— BEGIN SUPPLIED INFORMATION —
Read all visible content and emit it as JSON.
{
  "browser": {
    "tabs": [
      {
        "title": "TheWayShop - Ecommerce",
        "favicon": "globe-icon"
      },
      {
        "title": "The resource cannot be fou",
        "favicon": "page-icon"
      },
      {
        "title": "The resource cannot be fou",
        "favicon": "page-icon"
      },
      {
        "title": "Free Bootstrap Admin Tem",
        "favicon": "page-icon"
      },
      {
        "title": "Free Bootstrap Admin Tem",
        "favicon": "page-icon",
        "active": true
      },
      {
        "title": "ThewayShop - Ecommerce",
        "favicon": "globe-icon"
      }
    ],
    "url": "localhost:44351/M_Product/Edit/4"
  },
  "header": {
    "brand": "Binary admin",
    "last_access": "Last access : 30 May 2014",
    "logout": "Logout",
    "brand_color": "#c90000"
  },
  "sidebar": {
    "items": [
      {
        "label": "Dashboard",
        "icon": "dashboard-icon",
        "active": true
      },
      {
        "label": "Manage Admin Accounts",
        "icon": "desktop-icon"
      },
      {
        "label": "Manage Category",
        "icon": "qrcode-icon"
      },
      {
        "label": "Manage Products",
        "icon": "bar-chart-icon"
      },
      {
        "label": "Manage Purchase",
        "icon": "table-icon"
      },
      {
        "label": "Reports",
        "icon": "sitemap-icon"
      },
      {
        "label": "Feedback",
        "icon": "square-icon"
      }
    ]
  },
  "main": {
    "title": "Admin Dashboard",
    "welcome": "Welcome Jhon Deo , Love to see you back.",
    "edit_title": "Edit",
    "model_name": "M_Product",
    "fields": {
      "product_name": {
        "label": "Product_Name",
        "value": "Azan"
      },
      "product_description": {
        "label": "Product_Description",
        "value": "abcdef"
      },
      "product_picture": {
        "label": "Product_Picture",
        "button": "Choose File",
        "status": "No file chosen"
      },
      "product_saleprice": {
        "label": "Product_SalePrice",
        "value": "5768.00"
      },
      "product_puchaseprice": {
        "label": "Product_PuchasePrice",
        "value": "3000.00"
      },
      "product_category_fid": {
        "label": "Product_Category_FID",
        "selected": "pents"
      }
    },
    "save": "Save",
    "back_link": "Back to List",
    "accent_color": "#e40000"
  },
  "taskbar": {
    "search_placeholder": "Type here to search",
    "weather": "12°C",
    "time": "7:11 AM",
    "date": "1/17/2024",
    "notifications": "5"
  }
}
— END SUPPLIED INFORMATION —
Reproduce each record exactly as it appears.

**ANSWER FOR THIS EXERCISE:**
Read all visible content and emit it as JSON.
{
  "browser": {
    "tabs": [
      {
        "title": "TheWayShop - Ecommerce",
        "favicon": "globe-icon"
      },
      {
        "title": "The resource cannot be fou",
        "favicon": "page-icon"
      },
      {
        "title": "The resource cannot be fou",
        "favicon": "page-icon"
      },
      {
        "title": "Free Bootstrap Admin Tem",
        "favicon": "page-icon"
      },
      {
        "title": "Free Bootstrap Admin Tem",
        "favicon": "page-icon",
        "active": true
      },
      {
        "title": "ThewayShop - Ecommerce",
        "favicon": "globe-icon"
      }
    ],
    "url": "localhost:44351/M_Product/Edit/4"
  },
  "header": {
    "brand": "Binary admin",
    "last_access": "Last access : 30 May 2014",
    "logout": "Logout",
    "brand_color": "#c90000"
  },
  "sidebar": {
    "items": [
      {
        "label": "Dashboard",
        "icon": "dashboard-icon",
        "active": true
      },
      {
        "label": "Manage Admin Accounts",
        "icon": "desktop-icon"
      },
      {
        "label": "Manage Category",
        "icon": "qrcode-icon"
      },
      {
        "label": "Manage Products",
        "icon": "bar-chart-icon"
      },
      {
        "label": "Manage Purchase",
        "icon": "table-icon"
      },
      {
        "label": "Reports",
        "icon": "sitemap-icon"
      },
      {
        "label": "Feedback",
        "icon": "square-icon"
      }
    ]
  },
  "main": {
    "title": "Admin Dashboard",
    "welcome": "Welcome Jhon Deo , Love to see you back.",
    "edit_title": "Edit",
    "model_name": "M_Product",
    "fields": {
      "product_name": {
        "label": "Product_Name",
        "value": "Azan"
      },
      "product_description": {
        "label": "Product_Description",
        "value": "abcdef"
      },
      "product_picture": {
        "label": "Product_Picture",
        "button": "Choose File",
        "status": "No file chosen"
      },
      "product_saleprice": {
        "label": "Product_SalePrice",
        "value": "5768.00"
      },
      "product_puchaseprice": {
        "label": "Product_PuchasePrice",
        "value": "3000.00"
      },
      "product_category_fid": {
        "label": "Product_Category_FID",
        "selected": "pents"
      }
    },
    "save": "Save",
    "back_link": "Back to List",
    "accent_color": "#e40000"
  },
  "taskbar": {
    "search_placeholder": "Type here to search",
    "weather": "12°C",
    "time": "7:11 AM",
    "date": "1/17/2024",
    "notifications": "5"
  }
}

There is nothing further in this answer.